_Written exercise:_
Pull out the lines from the one containing "svg-text:0: 0 <box>97 457 106 474</box>" through the one containing "saldo-bar-swatch-icon <box>148 126", both included, and reproduce them character for character.

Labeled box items
________________
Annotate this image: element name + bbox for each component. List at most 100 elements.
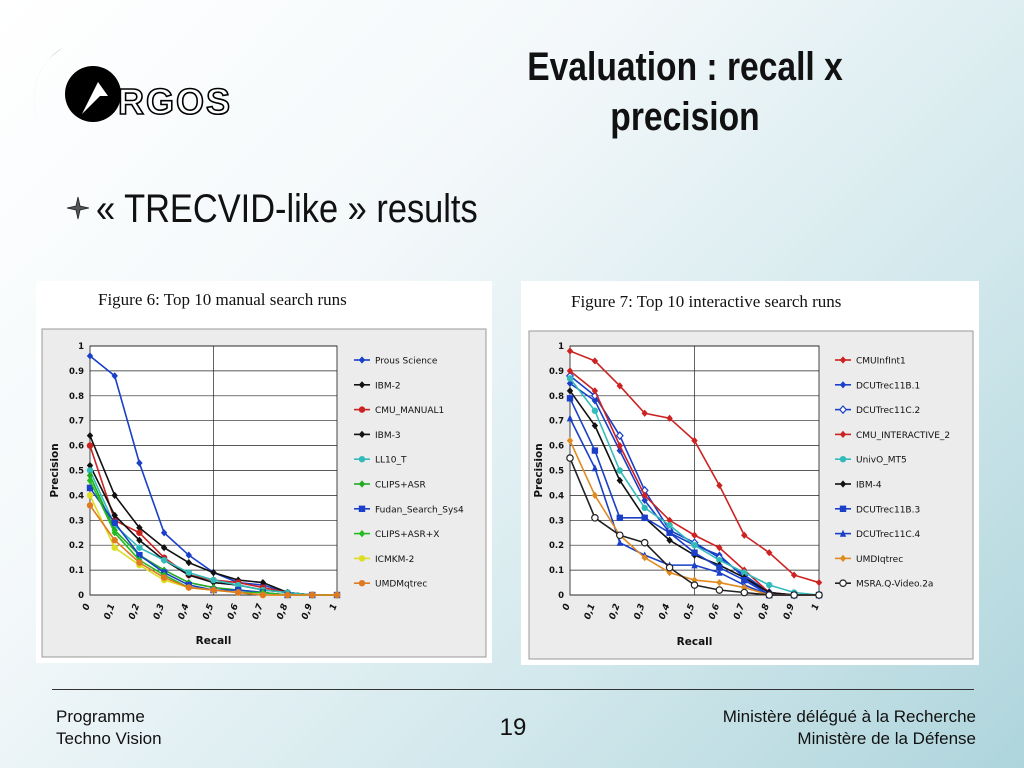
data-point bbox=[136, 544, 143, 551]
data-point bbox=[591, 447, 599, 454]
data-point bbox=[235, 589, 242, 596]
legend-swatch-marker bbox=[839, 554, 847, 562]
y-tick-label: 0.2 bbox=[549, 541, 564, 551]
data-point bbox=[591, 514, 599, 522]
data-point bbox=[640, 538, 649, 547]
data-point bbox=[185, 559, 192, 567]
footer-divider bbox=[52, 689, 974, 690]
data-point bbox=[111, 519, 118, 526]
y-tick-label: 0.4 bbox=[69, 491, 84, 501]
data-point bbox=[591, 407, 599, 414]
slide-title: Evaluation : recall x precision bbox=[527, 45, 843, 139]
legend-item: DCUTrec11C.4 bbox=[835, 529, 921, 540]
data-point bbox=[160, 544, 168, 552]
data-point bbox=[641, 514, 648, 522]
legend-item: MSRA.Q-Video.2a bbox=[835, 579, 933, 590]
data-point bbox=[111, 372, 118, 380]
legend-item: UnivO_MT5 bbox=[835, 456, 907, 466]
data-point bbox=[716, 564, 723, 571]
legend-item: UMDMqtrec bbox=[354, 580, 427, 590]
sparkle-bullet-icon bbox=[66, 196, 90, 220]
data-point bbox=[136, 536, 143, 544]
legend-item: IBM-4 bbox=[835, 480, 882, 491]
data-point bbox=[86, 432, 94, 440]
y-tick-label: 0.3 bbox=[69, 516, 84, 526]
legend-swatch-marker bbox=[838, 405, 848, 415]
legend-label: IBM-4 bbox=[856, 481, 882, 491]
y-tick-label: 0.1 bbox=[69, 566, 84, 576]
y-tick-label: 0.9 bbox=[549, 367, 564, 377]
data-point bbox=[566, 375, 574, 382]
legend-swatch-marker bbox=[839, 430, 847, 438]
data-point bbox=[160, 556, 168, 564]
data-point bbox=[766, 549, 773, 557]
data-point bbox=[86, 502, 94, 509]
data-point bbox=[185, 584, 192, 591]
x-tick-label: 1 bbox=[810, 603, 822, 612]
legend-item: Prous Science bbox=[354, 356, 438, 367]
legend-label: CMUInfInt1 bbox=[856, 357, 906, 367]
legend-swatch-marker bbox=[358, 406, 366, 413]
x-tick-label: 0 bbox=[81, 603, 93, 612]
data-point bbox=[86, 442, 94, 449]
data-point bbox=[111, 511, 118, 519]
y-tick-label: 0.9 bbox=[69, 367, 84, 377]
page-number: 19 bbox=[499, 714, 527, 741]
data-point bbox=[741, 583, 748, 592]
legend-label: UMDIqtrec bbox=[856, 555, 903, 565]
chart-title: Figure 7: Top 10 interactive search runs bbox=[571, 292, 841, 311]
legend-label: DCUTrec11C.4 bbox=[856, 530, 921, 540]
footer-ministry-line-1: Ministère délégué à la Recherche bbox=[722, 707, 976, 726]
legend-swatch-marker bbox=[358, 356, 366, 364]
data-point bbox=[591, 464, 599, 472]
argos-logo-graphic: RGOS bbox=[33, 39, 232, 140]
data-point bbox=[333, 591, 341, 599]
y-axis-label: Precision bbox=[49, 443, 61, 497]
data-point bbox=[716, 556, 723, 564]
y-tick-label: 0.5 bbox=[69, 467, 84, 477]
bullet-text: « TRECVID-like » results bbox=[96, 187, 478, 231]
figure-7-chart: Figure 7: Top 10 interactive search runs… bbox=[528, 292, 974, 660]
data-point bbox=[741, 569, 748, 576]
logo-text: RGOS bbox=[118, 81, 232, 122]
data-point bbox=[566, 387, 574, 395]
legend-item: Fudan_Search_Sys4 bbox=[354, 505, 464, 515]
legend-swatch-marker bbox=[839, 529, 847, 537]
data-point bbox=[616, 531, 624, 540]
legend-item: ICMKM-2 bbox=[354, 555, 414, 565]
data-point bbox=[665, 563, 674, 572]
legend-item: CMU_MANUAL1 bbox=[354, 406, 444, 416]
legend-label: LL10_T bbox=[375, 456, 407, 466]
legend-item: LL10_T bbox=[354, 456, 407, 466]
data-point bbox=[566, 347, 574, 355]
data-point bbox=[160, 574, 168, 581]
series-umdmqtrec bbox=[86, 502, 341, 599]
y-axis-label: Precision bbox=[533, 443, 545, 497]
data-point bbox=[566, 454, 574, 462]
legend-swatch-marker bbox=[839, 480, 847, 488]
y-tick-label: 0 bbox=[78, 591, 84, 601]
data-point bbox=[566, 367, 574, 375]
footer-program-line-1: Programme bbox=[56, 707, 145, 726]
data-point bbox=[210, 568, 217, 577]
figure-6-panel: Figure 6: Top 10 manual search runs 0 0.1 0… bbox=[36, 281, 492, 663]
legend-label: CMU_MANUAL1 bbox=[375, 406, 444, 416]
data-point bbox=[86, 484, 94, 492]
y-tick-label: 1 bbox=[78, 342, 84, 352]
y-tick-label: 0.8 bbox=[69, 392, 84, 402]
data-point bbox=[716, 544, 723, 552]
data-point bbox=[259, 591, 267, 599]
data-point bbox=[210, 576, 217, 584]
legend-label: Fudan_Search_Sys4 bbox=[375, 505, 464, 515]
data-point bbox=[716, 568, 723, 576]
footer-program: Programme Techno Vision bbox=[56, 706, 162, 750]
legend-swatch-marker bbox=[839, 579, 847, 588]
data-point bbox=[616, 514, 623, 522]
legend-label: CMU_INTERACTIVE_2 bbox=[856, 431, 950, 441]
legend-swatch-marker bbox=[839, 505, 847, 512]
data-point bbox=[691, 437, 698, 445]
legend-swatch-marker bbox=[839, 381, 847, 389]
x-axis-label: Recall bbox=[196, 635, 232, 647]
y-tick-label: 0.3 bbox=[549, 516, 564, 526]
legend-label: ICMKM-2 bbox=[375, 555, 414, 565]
________________
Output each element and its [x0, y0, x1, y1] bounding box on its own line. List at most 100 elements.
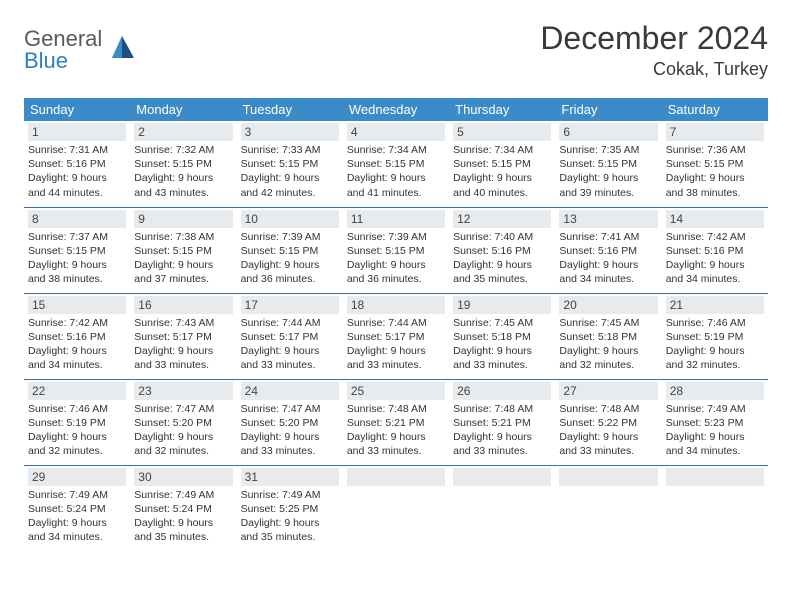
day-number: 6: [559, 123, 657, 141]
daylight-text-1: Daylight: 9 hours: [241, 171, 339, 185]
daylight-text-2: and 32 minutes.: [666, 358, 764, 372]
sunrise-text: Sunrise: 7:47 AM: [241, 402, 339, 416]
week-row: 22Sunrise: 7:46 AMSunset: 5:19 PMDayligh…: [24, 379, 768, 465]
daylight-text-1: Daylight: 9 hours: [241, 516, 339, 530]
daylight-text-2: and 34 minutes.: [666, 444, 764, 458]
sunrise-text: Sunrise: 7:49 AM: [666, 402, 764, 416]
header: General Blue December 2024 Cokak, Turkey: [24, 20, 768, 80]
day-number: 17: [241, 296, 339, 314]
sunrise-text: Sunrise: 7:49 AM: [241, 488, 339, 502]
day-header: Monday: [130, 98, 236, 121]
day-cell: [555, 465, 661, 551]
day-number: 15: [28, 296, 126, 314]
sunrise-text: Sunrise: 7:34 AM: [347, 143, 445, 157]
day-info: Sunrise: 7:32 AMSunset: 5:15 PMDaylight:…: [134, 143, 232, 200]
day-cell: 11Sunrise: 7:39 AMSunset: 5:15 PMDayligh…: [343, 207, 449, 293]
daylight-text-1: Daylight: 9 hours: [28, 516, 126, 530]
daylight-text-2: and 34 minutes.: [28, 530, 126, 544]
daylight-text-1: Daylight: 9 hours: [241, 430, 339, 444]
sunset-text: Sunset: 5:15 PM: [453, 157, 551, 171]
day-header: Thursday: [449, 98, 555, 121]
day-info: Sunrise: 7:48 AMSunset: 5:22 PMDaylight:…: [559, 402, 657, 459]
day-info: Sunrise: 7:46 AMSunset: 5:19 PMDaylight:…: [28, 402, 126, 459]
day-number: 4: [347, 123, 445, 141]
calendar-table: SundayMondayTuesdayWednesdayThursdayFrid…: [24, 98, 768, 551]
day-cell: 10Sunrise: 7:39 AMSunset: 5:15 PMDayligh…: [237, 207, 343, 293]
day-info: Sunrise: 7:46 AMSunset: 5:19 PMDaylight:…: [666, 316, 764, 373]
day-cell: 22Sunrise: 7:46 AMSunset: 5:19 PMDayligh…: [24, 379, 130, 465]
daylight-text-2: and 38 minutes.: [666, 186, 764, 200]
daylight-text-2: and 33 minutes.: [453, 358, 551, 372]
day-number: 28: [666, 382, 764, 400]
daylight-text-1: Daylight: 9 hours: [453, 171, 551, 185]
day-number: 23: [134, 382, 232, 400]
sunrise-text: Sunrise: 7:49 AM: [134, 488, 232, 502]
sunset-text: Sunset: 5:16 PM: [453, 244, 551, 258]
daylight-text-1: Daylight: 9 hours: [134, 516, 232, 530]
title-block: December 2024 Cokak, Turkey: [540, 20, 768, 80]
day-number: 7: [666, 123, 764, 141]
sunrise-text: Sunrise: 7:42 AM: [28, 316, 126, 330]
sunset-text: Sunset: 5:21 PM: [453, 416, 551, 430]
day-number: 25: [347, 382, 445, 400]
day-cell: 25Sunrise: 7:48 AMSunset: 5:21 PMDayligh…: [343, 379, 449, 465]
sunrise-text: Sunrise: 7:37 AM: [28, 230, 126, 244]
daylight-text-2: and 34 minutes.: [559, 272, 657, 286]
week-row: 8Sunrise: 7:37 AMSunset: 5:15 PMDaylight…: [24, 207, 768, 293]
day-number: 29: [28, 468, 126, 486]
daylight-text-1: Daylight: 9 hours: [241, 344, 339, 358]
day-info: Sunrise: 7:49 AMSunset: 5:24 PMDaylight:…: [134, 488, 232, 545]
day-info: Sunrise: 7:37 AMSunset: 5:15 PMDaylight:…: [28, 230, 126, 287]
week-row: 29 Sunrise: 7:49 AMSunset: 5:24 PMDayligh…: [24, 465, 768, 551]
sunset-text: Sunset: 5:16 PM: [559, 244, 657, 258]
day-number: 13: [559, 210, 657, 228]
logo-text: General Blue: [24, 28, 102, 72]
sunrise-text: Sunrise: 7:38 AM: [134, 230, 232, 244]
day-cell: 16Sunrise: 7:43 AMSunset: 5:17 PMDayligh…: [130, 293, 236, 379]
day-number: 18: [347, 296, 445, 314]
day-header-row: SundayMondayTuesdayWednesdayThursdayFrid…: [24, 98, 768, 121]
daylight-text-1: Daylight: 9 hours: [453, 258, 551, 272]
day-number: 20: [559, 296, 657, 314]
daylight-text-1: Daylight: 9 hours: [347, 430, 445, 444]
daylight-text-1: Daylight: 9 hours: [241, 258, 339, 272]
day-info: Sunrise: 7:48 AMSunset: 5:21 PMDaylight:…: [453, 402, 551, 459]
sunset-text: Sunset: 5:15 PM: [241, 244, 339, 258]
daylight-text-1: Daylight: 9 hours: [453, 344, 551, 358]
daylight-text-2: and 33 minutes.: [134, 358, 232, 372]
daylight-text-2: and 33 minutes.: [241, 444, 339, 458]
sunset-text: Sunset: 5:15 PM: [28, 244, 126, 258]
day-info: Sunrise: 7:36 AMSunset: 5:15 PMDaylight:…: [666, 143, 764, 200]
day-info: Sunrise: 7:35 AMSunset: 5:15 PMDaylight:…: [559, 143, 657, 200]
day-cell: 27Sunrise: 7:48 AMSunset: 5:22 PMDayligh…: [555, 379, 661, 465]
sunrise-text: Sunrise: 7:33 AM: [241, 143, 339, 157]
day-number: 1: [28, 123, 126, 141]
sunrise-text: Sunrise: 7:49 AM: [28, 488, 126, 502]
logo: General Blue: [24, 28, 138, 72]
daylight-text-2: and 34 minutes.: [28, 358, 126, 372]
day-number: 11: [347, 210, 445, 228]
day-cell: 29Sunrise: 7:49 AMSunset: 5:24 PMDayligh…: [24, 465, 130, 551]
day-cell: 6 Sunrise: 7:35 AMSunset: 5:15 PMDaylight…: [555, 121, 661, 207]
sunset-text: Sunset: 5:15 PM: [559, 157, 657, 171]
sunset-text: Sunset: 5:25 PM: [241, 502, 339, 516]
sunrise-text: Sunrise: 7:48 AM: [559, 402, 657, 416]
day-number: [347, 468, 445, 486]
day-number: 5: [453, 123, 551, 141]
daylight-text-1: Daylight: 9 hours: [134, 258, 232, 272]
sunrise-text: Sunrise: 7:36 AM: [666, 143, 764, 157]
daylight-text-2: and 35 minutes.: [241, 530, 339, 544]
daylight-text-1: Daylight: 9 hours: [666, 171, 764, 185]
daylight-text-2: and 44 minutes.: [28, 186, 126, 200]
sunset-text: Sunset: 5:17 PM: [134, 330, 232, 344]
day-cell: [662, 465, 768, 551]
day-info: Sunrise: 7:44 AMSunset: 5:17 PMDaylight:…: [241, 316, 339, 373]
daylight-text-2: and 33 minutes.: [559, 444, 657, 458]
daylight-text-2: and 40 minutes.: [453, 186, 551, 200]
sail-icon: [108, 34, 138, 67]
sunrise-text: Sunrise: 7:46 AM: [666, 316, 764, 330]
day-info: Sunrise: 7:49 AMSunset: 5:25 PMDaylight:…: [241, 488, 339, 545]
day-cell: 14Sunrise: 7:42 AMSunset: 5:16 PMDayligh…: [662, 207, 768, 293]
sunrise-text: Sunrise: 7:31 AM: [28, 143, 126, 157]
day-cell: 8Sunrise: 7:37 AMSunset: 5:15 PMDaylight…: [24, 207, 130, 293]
________________
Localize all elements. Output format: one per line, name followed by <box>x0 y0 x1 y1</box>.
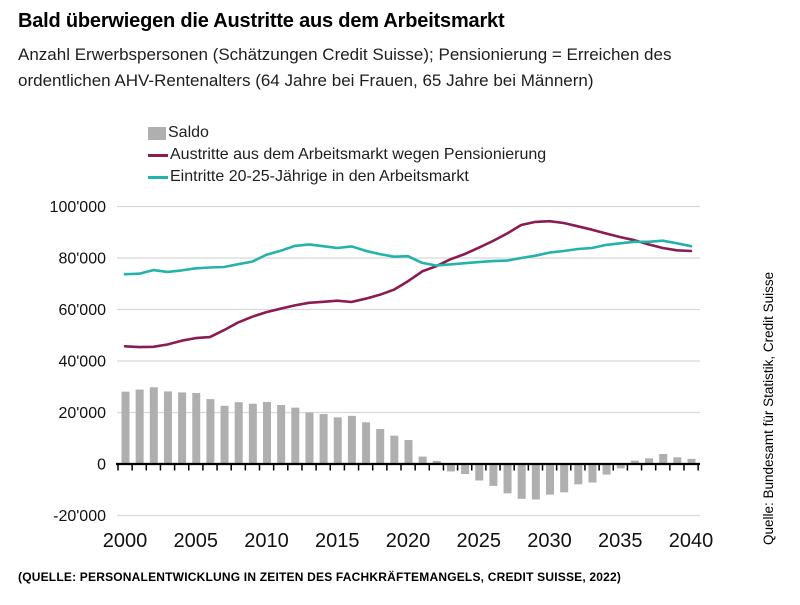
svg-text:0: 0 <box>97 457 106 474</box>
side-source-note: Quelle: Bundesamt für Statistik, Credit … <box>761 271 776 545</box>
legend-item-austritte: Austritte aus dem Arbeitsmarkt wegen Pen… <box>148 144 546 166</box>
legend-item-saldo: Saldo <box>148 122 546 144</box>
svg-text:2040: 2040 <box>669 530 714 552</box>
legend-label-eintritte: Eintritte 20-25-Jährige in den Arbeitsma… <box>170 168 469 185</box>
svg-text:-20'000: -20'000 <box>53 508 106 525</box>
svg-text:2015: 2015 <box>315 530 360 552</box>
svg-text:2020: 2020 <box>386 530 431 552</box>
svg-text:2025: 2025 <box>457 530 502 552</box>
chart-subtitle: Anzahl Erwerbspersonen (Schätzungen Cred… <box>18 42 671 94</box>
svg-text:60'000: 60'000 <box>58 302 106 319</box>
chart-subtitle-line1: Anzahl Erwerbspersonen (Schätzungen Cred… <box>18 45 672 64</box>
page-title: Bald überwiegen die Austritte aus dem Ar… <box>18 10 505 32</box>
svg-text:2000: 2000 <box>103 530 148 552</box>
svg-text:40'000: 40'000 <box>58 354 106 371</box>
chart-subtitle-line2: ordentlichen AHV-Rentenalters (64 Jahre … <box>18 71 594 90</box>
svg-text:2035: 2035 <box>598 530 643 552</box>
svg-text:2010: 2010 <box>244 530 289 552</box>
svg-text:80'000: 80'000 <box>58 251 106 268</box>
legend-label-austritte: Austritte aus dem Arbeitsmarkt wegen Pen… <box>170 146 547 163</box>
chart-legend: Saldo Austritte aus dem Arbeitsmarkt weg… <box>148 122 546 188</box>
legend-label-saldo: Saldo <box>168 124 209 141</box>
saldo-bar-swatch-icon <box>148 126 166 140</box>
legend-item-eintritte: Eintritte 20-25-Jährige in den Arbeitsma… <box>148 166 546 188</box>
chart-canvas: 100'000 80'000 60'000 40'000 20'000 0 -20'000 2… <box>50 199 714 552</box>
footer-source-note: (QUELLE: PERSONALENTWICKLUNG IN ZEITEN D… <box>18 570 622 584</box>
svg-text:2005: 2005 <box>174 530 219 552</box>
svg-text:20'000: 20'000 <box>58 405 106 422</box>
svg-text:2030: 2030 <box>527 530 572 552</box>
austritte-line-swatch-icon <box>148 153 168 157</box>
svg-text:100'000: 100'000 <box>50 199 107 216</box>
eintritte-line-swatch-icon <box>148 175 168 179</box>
________________
_Task solution:_
svg-text:0: 0 <box>97 457 106 474</box>
side-source-note: Quelle: Bundesamt für Statistik, Credit … <box>761 271 776 545</box>
legend-item-austritte: Austritte aus dem Arbeitsmarkt wegen Pen… <box>148 144 546 166</box>
legend-item-saldo: Saldo <box>148 122 546 144</box>
svg-text:2040: 2040 <box>669 530 714 552</box>
legend-label-eintritte: Eintritte 20-25-Jährige in den Arbeitsma… <box>170 168 469 185</box>
svg-text:-20'000: -20'000 <box>53 508 106 525</box>
svg-text:2015: 2015 <box>315 530 360 552</box>
svg-text:2020: 2020 <box>386 530 431 552</box>
svg-text:2025: 2025 <box>457 530 502 552</box>
chart-subtitle: Anzahl Erwerbspersonen (Schätzungen Cred… <box>18 42 671 94</box>
svg-text:60'000: 60'000 <box>58 302 106 319</box>
chart-subtitle-line1: Anzahl Erwerbspersonen (Schätzungen Cred… <box>18 45 672 64</box>
page-title: Bald überwiegen die Austritte aus dem Ar… <box>18 10 505 32</box>
svg-text:2000: 2000 <box>103 530 148 552</box>
svg-text:40'000: 40'000 <box>58 354 106 371</box>
chart-subtitle-line2: ordentlichen AHV-Rentenalters (64 Jahre … <box>18 71 594 90</box>
svg-text:2035: 2035 <box>598 530 643 552</box>
svg-text:2010: 2010 <box>244 530 289 552</box>
svg-text:80'000: 80'000 <box>58 251 106 268</box>
legend-label-austritte: Austritte aus dem Arbeitsmarkt wegen Pen… <box>170 146 547 163</box>
chart-legend: Saldo Austritte aus dem Arbeitsmarkt weg… <box>148 122 546 188</box>
legend-label-saldo: Saldo <box>168 124 209 141</box>
saldo-bar-swatch-icon <box>148 126 166 140</box>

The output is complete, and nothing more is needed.